---- DATA EXCERPTS
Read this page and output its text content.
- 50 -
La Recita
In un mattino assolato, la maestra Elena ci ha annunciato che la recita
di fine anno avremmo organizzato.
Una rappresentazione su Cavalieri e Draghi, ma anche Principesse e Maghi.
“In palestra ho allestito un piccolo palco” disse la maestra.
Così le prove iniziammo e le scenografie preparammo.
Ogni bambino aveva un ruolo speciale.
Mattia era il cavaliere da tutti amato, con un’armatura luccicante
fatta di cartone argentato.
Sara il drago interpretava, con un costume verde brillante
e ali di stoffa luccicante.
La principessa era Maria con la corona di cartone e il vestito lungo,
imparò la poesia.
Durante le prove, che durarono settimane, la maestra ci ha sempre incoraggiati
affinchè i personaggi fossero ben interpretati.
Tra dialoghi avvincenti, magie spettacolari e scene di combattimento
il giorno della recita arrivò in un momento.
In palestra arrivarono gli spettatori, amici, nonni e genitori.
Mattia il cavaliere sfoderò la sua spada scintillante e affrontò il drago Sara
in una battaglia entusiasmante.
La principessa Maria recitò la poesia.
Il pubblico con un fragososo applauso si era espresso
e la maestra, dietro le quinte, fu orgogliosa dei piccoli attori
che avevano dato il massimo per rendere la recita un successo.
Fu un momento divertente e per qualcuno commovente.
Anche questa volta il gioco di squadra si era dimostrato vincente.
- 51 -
--------
Extract, word for word, each line of the listing above.

■ **TASK ANSWER**
Read this page and output its text content.
- 50 -
La Recita
In un mattino assolato, la maestra Elena ci ha annunciato che la recita
di fine anno avremmo organizzato.
Una rappresentazione su Cavalieri e Draghi, ma anche Principesse e Maghi.
“In palestra ho allestito un piccolo palco” disse la maestra.
Così le prove iniziammo e le scenografie preparammo.
Ogni bambino aveva un ruolo speciale.
Mattia era il cavaliere da tutti amato, con un’armatura luccicante
fatta di cartone argentato.
Sara il drago interpretava, con un costume verde brillante
e ali di stoffa luccicante.
La principessa era Maria con la corona di cartone e il vestito lungo,
imparò la poesia.
Durante le prove, che durarono settimane, la maestra ci ha sempre incoraggiati
affinchè i personaggi fossero ben interpretati.
Tra dialoghi avvincenti, magie spettacolari e scene di combattimento
il giorno della recita arrivò in un momento.
In palestra arrivarono gli spettatori, amici, nonni e genitori.
Mattia il cavaliere sfoderò la sua spada scintillante e affrontò il drago Sara
in una battaglia entusiasmante.
La principessa Maria recitò la poesia.
Il pubblico con un fragososo applauso si era espresso
e la maestra, dietro le quinte, fu orgogliosa dei piccoli attori
che avevano dato il massimo per rendere la recita un successo.
Fu un momento divertente e per qualcuno commovente.
Anche questa volta il gioco di squadra si era dimostrato vincente.
- 51 -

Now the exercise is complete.